— Aim of the task —
Using the listing below, extract each line that has the word "screenshot" in it.

::: Entries provided

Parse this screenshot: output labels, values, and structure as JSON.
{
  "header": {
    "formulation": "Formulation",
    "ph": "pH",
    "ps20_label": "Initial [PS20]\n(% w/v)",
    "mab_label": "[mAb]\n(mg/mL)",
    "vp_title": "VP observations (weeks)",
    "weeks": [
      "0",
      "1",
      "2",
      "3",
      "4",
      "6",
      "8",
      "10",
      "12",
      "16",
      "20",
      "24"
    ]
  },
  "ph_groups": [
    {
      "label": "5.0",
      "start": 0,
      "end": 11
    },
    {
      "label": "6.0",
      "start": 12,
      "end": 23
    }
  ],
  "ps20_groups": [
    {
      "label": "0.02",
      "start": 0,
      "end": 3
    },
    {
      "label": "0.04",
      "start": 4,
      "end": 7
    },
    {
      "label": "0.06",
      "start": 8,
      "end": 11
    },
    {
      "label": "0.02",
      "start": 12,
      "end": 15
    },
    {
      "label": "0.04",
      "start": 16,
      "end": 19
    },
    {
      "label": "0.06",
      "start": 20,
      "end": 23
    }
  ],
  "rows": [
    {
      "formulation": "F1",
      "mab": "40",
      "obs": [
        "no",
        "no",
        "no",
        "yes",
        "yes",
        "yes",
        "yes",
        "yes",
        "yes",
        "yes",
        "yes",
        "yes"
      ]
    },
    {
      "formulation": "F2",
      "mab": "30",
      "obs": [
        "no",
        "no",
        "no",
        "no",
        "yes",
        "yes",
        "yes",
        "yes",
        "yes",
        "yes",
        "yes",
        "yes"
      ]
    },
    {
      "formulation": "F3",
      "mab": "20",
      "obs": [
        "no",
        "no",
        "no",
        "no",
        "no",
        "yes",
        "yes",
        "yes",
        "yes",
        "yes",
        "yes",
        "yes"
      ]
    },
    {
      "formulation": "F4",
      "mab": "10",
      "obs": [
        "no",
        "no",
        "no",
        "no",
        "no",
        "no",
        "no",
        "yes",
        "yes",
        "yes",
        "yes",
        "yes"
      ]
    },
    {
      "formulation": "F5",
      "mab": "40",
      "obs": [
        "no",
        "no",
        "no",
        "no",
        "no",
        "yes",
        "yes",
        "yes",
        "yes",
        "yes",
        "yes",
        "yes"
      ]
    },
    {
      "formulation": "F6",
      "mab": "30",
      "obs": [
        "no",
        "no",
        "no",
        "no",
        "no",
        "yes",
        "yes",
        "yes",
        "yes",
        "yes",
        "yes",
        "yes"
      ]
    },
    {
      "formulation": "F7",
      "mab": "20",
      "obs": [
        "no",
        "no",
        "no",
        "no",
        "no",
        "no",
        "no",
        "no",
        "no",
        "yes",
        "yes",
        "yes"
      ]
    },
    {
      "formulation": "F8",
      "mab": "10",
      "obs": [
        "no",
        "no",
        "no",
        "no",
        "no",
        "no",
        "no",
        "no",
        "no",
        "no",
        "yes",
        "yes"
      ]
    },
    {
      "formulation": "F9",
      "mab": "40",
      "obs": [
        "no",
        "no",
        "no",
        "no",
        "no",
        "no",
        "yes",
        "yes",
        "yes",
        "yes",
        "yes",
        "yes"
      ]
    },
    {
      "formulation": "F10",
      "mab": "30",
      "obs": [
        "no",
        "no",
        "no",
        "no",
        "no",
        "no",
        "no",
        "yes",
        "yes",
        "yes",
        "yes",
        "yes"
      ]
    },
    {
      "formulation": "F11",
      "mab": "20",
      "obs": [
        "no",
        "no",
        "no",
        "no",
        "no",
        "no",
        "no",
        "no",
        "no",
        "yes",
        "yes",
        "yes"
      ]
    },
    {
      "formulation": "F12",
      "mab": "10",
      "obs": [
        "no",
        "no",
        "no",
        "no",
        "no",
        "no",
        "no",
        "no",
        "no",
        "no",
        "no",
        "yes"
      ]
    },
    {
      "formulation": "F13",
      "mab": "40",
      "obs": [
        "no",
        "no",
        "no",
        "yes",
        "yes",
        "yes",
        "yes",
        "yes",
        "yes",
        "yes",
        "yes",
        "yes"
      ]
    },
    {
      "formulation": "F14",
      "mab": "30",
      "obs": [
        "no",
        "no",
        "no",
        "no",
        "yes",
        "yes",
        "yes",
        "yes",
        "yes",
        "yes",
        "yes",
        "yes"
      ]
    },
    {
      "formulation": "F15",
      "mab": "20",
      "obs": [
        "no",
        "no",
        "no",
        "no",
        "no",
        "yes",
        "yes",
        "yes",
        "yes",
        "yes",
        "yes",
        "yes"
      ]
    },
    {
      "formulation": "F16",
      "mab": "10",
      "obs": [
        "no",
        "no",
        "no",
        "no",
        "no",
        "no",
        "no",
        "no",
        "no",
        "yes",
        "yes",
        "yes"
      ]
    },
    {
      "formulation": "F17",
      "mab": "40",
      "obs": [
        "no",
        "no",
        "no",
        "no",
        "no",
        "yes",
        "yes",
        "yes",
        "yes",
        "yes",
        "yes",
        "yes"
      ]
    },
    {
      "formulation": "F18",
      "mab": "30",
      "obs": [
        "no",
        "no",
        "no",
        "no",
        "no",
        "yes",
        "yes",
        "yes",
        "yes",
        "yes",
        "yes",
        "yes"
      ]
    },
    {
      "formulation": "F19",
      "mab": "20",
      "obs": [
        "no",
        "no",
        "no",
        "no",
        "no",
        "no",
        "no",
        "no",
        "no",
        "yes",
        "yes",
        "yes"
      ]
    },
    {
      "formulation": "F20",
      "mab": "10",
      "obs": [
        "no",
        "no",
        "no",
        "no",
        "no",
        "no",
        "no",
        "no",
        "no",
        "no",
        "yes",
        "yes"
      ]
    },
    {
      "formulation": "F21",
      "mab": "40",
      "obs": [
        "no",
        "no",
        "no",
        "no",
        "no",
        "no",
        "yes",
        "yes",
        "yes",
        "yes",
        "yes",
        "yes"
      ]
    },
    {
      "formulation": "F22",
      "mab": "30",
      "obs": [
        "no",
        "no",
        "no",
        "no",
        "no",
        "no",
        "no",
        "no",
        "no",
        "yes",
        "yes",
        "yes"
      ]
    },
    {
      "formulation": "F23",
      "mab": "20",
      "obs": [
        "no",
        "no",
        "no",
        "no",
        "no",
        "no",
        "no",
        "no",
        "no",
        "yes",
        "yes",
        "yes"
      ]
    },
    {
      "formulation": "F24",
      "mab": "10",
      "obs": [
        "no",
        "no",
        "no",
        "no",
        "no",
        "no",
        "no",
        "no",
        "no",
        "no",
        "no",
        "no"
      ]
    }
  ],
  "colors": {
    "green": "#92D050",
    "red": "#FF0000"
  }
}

::::::
::: Entries provided

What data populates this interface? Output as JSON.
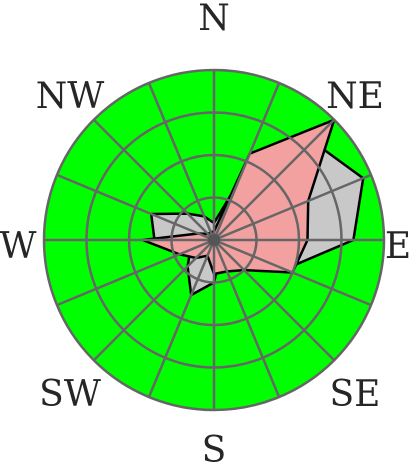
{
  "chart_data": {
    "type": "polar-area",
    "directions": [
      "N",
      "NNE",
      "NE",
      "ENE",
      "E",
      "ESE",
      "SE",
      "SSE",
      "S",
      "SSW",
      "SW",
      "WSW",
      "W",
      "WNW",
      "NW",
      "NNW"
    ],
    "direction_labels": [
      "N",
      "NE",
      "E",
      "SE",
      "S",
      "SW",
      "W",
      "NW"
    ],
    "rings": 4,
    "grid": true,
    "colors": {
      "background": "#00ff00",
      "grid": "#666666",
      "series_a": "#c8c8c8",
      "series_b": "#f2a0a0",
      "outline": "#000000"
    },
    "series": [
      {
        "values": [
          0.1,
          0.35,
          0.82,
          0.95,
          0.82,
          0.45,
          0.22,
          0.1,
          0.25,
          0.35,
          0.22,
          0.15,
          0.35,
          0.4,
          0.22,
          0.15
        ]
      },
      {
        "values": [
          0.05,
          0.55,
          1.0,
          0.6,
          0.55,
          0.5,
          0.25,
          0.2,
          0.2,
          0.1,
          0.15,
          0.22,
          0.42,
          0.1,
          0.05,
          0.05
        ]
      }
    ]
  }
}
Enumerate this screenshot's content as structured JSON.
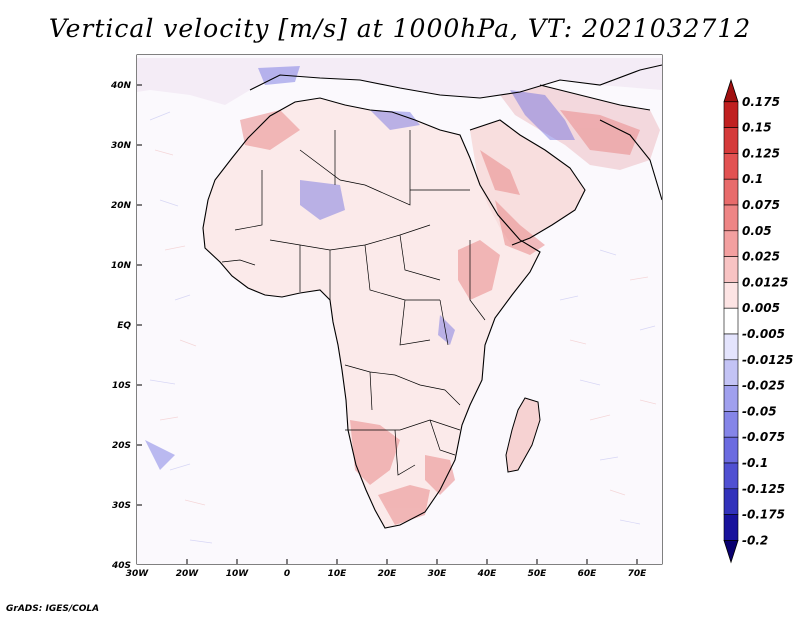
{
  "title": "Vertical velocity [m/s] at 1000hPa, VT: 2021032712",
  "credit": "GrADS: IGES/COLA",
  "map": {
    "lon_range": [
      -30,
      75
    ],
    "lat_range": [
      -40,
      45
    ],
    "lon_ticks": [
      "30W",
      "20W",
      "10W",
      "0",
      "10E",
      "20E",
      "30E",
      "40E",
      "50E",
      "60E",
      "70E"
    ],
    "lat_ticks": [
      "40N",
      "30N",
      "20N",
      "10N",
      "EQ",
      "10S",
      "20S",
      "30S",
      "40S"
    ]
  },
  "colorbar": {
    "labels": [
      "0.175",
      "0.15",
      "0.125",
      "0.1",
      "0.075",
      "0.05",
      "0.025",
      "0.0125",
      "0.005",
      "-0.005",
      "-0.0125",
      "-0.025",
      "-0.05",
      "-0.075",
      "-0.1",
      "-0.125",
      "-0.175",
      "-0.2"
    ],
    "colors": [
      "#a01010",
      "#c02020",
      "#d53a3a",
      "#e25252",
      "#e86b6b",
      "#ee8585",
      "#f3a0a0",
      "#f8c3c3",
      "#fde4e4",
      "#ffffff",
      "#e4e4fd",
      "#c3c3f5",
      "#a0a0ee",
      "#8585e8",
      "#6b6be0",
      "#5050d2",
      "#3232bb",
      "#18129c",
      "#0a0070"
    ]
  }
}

::::::
::: Entries provided

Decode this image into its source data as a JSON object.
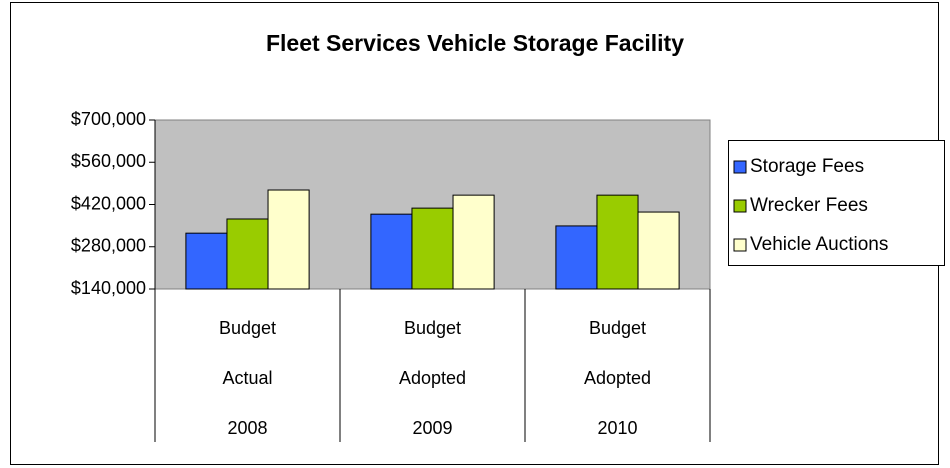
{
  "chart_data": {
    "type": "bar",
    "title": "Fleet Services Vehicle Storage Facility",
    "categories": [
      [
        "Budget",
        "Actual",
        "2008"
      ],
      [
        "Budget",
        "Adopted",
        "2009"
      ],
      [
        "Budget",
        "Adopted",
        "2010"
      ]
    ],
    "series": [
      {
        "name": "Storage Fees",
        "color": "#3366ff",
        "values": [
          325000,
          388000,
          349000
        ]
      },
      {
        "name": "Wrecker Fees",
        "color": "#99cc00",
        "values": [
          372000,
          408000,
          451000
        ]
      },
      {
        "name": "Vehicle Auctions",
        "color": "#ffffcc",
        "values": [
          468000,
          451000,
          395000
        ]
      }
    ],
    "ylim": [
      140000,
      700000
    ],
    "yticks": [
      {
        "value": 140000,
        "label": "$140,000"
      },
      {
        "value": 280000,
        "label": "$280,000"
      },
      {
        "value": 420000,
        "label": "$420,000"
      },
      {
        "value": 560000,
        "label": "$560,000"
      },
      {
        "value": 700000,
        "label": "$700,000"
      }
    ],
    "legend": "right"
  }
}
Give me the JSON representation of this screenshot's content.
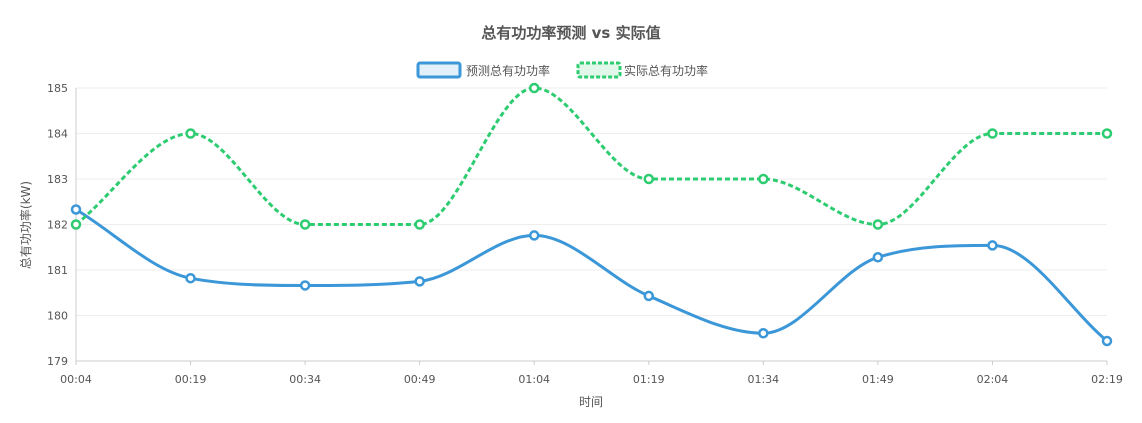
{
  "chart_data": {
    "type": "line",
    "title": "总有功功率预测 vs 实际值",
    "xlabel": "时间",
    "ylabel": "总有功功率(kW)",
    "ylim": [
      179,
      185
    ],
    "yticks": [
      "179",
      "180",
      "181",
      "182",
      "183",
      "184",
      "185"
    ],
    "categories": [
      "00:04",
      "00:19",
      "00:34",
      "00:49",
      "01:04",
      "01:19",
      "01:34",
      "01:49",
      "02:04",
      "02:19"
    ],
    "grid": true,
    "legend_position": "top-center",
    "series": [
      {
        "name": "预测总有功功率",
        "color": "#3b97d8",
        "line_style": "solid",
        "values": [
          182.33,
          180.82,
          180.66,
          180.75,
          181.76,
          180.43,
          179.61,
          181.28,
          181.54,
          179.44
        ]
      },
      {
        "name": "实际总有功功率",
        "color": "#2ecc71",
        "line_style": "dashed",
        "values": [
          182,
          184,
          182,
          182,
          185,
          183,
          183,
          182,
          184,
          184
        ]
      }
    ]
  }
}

::::::

— Complete answer —
Parse this screenshot: output labels, values, and structure as JSON.
Enumerate this screenshot's content as structured JSON.
Give me the JSON representation of this screenshot's content.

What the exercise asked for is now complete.